TASK INSTRUCTIONS:
Tell me how many lines hold "clip", please, using only the number.

DATA EXTRACT:

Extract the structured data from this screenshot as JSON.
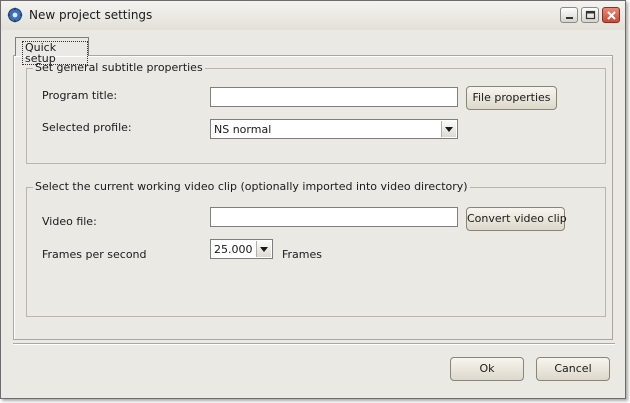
{
  "window": {
    "title": "New project settings",
    "icon": "gear-icon",
    "controls": [
      "minimize-icon",
      "maximize-icon",
      "close-icon"
    ]
  },
  "tabs": [
    {
      "label": "Quick setup",
      "selected": true
    }
  ],
  "general_group": {
    "legend": "Set general subtitle properties",
    "program_title_label": "Program title:",
    "program_title_value": "",
    "file_properties_button": "File properties",
    "selected_profile_label": "Selected profile:",
    "selected_profile_value": "NS normal"
  },
  "video_group": {
    "legend": "Select the current working video clip (optionally imported into video directory)",
    "video_file_label": "Video file:",
    "video_file_value": "",
    "convert_button": "Convert video clip",
    "fps_label": "Frames per second",
    "fps_value": "25.000",
    "fps_unit": "Frames"
  },
  "footer": {
    "ok_label": "Ok",
    "cancel_label": "Cancel"
  },
  "colors": {
    "window_background": "#ebe9e3",
    "close_button": "#c84a36"
  }
}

SOLUTION TO THIS EXERCISE:
2